■ TASK INSTRUCTIONS
Pull out every line containing the string "Trending".

■ SUPPLIED RECORDS
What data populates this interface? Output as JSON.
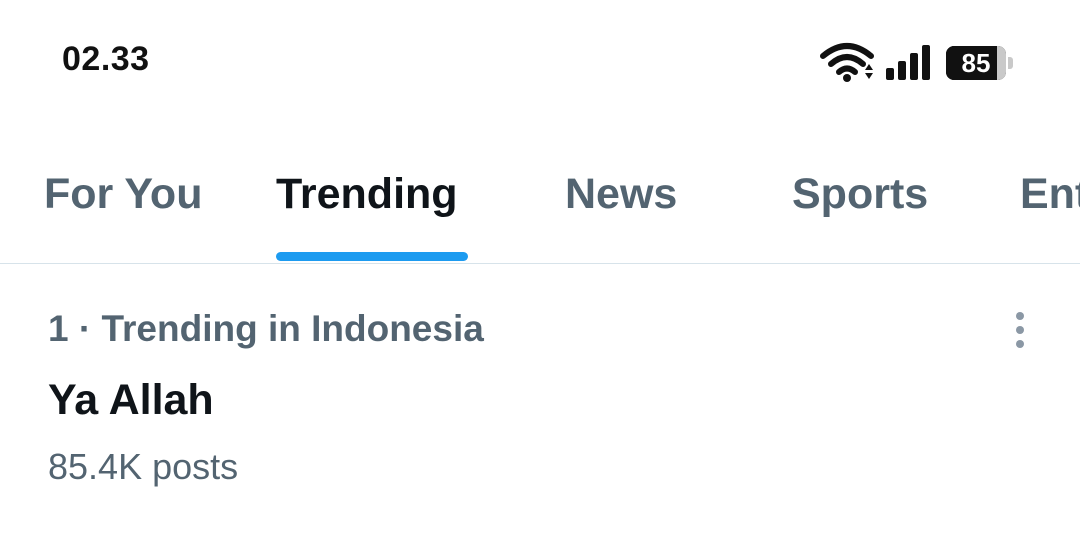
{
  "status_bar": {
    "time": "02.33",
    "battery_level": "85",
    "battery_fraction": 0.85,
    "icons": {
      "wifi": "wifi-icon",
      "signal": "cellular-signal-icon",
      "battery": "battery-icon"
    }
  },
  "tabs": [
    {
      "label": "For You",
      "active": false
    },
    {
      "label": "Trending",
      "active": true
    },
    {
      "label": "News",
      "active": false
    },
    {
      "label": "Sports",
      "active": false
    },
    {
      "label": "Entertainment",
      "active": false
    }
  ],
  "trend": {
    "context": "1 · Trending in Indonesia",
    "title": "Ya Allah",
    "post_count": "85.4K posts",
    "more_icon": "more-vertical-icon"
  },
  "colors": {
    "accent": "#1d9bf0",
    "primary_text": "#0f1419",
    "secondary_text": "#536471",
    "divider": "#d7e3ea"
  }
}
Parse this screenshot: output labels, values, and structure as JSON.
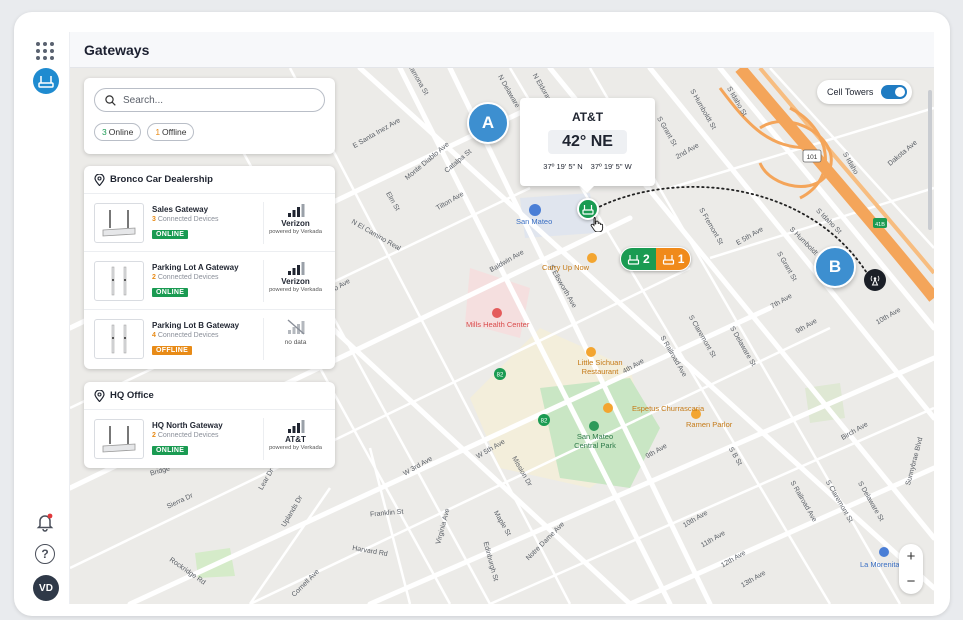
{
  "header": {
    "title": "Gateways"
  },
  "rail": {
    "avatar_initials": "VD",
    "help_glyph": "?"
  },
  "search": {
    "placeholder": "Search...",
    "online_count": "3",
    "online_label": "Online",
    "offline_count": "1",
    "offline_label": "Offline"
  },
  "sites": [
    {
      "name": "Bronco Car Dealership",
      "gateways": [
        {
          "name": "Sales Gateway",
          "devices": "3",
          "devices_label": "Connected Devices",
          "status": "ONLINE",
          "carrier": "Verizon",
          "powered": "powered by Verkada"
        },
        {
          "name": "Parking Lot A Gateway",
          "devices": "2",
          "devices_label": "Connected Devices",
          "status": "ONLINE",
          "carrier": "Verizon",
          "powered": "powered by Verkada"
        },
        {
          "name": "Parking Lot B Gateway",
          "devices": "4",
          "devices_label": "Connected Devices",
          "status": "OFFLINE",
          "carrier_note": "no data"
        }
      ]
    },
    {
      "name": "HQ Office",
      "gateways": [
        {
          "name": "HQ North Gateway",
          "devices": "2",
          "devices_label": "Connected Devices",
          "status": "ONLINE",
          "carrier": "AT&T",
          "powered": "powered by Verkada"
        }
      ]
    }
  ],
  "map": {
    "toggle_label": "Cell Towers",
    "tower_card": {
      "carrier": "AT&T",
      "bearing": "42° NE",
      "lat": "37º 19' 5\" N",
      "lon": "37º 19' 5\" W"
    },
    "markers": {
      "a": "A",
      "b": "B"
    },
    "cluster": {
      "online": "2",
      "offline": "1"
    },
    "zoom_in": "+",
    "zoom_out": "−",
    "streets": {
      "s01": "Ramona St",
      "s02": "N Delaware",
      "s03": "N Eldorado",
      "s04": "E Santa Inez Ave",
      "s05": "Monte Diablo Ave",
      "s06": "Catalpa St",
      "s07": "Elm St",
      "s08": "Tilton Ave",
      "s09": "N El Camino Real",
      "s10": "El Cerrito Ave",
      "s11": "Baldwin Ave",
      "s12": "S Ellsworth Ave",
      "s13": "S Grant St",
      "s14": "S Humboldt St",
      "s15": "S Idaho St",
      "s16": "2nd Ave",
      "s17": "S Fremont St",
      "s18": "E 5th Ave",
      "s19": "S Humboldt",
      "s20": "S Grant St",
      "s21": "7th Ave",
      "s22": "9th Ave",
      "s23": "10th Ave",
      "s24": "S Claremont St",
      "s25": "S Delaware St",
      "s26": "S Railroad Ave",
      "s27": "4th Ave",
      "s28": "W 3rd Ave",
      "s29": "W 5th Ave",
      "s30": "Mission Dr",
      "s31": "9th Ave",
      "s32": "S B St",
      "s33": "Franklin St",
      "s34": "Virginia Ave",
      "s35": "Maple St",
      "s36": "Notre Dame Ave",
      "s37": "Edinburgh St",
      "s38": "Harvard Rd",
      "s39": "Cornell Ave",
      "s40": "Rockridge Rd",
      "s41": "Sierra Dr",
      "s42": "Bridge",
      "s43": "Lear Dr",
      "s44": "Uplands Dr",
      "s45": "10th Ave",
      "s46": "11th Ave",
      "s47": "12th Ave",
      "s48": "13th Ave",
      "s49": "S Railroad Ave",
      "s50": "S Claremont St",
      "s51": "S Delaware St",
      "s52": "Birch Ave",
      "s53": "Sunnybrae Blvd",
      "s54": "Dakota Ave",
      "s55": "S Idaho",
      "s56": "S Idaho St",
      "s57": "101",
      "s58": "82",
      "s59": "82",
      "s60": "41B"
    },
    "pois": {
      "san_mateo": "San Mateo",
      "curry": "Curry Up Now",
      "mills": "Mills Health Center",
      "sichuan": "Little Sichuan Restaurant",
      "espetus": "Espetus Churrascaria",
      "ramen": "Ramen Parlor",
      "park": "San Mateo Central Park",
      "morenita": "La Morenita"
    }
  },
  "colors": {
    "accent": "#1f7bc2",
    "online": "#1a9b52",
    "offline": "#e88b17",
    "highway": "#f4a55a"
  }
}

■ SOLUTION
      "label": "Trending",
    "context": "1 · Trending in Indonesia",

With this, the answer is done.